## DATA FOR PROCESSING
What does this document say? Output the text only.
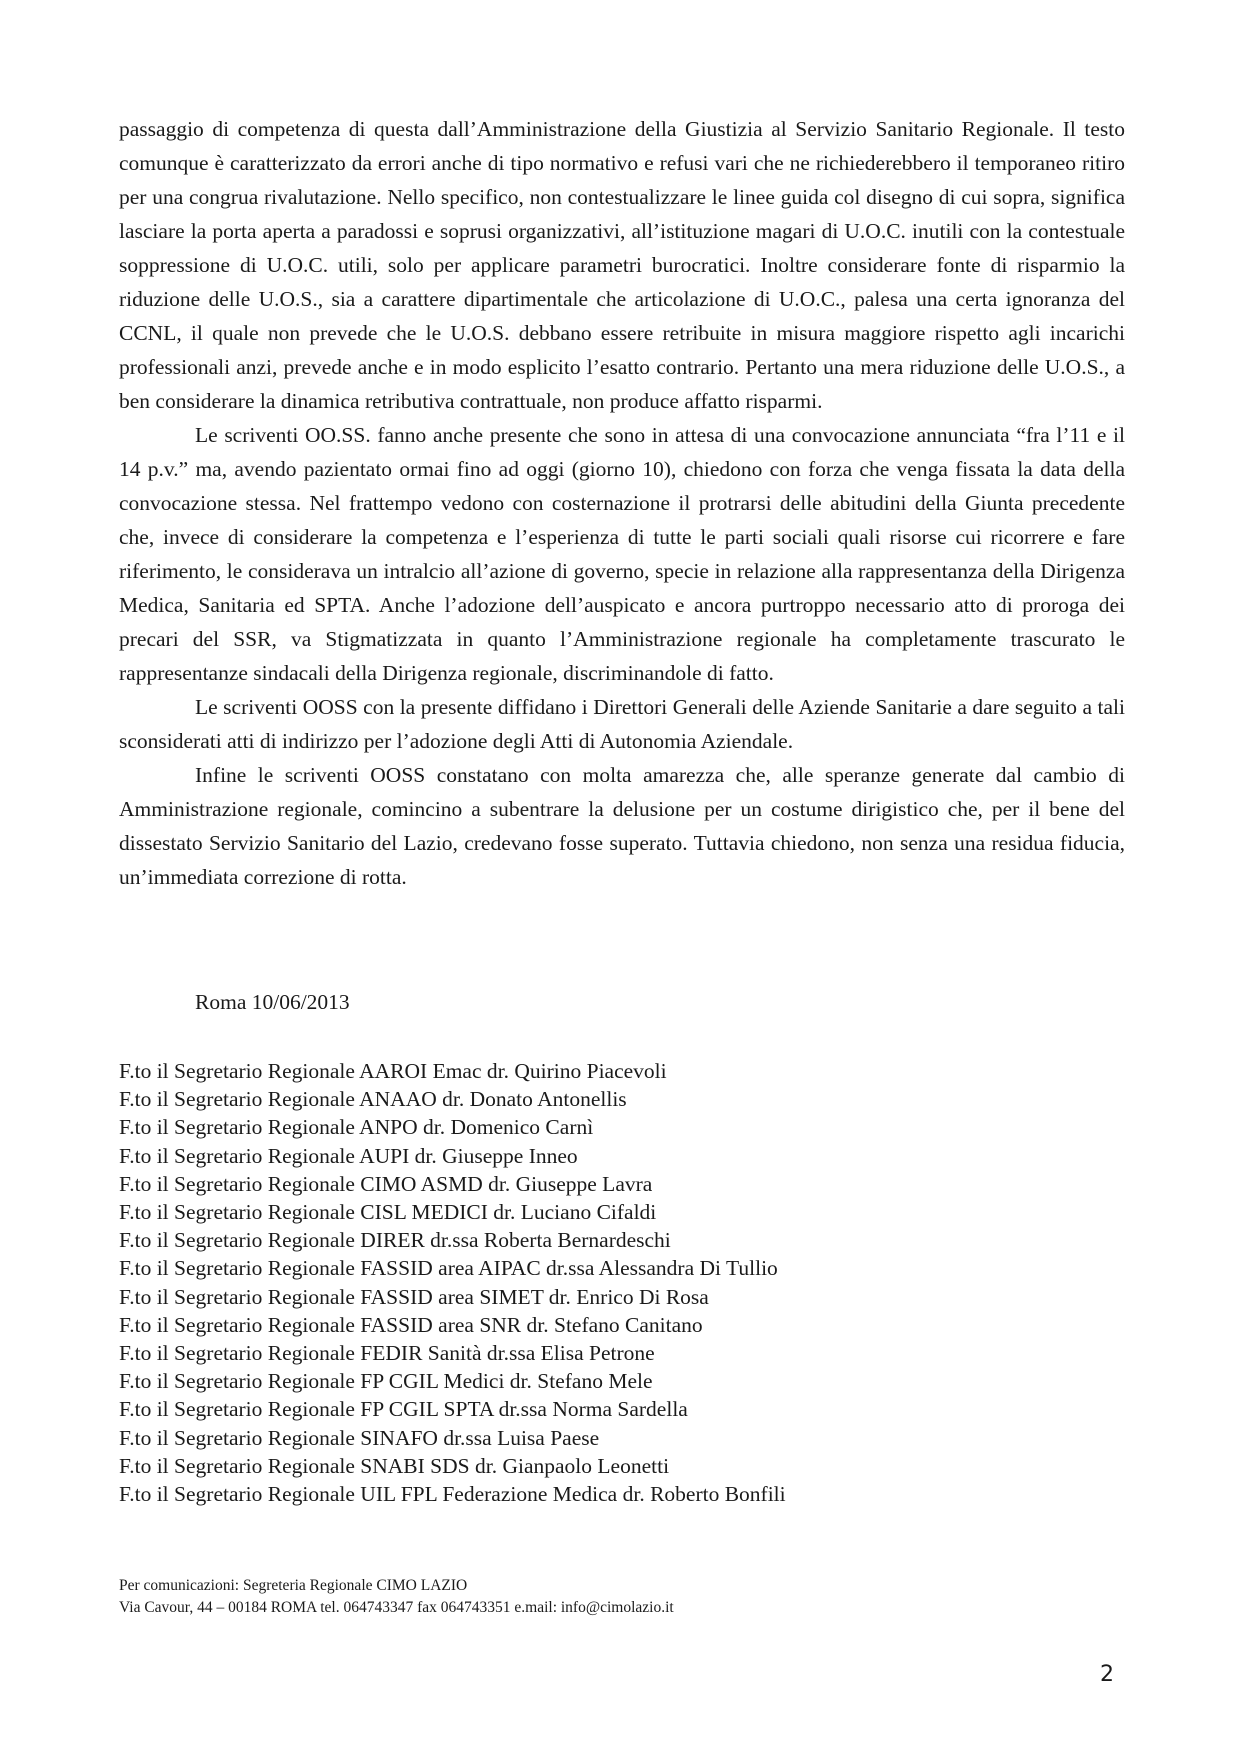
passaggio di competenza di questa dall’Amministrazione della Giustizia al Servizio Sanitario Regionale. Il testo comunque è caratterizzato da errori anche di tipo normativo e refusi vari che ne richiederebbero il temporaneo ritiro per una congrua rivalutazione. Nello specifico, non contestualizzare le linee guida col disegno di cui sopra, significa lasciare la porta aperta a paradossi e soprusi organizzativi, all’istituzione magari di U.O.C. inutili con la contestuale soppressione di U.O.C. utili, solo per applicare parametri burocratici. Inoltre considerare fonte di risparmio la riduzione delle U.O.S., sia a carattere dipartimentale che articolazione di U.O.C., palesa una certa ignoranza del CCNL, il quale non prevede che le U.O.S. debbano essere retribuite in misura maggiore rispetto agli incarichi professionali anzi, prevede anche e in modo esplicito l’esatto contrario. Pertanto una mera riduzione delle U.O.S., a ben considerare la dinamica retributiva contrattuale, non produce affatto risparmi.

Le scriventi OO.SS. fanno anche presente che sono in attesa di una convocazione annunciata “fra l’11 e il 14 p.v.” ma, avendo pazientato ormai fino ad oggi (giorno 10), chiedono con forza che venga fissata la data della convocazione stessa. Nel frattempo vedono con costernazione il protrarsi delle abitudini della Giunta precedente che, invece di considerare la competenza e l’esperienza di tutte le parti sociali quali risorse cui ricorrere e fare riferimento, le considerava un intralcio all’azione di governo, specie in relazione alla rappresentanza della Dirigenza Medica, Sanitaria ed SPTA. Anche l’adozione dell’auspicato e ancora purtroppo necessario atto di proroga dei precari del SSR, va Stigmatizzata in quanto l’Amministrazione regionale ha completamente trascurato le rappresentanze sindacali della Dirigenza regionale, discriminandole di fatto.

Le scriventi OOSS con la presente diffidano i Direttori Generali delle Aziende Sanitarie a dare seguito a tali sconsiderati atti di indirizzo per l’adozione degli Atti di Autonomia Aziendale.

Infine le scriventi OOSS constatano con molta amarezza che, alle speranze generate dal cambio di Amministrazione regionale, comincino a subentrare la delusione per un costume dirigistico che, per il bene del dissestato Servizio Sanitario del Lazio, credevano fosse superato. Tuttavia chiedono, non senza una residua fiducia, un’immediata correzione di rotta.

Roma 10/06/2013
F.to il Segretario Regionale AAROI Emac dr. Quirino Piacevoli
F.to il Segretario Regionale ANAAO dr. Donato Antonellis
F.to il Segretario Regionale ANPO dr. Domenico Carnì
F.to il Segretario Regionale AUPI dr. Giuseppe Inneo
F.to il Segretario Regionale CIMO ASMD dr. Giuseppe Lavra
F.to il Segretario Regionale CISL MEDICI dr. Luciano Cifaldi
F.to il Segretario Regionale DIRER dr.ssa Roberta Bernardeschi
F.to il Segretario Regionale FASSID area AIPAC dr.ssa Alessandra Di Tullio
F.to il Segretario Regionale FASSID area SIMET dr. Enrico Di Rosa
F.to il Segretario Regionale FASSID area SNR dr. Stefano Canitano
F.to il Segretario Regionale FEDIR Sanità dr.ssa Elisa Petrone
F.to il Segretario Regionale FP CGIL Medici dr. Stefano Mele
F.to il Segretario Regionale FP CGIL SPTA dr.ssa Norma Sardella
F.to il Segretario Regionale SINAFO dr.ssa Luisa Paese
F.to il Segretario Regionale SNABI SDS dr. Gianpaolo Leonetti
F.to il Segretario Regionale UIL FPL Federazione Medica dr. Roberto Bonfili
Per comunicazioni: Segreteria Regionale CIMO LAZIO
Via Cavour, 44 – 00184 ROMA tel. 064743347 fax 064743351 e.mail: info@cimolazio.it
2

--

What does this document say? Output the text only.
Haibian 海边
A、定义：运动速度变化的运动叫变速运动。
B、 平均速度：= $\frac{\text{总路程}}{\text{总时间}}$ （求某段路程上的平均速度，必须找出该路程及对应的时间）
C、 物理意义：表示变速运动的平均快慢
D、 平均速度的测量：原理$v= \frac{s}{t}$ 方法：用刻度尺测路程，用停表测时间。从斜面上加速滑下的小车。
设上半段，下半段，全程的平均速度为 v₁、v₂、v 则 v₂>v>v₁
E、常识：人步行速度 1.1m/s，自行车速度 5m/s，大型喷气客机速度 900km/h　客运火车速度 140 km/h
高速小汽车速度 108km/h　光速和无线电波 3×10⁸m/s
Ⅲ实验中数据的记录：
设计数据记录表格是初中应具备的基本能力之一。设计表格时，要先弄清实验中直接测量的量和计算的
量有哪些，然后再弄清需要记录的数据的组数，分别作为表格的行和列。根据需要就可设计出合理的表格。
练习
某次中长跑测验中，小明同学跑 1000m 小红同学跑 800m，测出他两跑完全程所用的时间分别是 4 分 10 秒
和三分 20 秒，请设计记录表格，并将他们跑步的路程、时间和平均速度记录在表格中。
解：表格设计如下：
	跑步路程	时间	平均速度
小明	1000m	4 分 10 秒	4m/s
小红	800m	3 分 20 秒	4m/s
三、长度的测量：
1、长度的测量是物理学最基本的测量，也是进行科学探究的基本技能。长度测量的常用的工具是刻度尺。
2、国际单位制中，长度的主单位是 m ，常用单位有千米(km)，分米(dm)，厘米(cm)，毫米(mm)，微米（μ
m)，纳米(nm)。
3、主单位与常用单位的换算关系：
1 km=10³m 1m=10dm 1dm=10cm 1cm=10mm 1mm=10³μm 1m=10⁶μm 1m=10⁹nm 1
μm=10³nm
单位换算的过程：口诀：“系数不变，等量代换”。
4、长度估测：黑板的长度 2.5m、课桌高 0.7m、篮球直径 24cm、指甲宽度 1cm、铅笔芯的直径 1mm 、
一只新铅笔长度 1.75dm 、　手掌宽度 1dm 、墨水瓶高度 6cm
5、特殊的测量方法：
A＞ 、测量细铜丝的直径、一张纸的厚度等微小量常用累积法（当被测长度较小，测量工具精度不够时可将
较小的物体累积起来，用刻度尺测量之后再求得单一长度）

## YOUR INSTRUCTIONS
Show the lines of the material that contain the word "area".

## RESPONSE TO THIS EXERCISE
F.to il Segretario Regionale FASSID area AIPAC dr.ssa Alessandra Di Tullio
F.to il Segretario Regionale FASSID area SIMET dr. Enrico Di Rosa
F.to il Segretario Regionale FASSID area SNR dr. Stefano Canitano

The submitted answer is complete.